Start Quoted passage

EX-10.5 6 filename6.htm

 

Exhibit 10.5

 

MINERAL PROPERTY ACQUISITION AGREEMENT

 

THIS AGREEMENT is made the 9 day of June, 2022.

 

BETWEEN:

 

Mae de Graff, an individual resident at Snow Lake, in the Province of Manitoba (the “Vendor”)

 

AND:

 

Foremost Lithium Resources & Technology Ltd., a corporation incorporated under the laws of the Province of British Columbia having a registered office at 2500 - 700 West Georgia Street, Vancouver B.C. V4L 2K8 (the “Purchaser”)

End Quoted passage
Start Data lines

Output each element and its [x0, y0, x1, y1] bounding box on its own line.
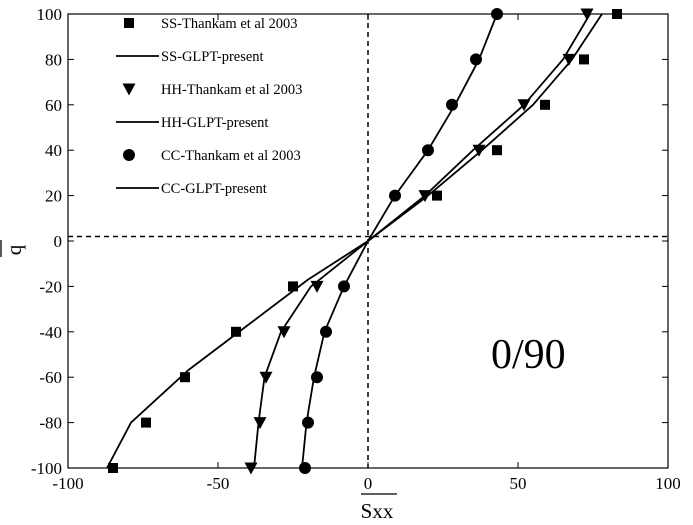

End Data lines

### Problem description:
Resume the mineral property acquisition agreement above, starting after its description of the Purchaser.

### Exercise answer:
WHEREAS:

 

AThe Vendor is the beneficial owners of a 100% right, title and interest in and to those certain undersurface mineral rights comprising Manitoba Mineral Disposition No. MB3530 and more particularly described and illustrated in Schedule “A” attached hereto (the “Property”), located within the Province of Manitoba;

 

BThe Vendor has agreed to sell to the Purchaser and the Purchaser has agreed to purchase from the Vendor, all right, title and interest in and to the Property, subject only to the NSR Royalty (as defined herein) in accordance with the terms and conditions hereinafter set forth

 

NOW THEREFORE THIS AGREEMENT WITNESSES that in consideration of the sum of $1.00 now paid by the Purchaser to the Vendor and for other good and valuable consideration, the receipt and sufficiency whereof the Vendor hereby acknowledge, THE PARTIES HERETO AGREE AS FOLLOWS:

 

1.             Definitions

 

1.1           In this Agreement the following expressions shall, where the context so admits, bear the meaning respectively set opposite them:

 

(a)“Acquisition Period” The period during the term of this Agreement from the date hereof to and including the Closing Date.

 

(b)“Agreement” This Agreement, as the same may be amended, supplemented or modified from time to time.

 

(c)“Closing Date” That date which is the first day on which all of the Purchase Price has been paid.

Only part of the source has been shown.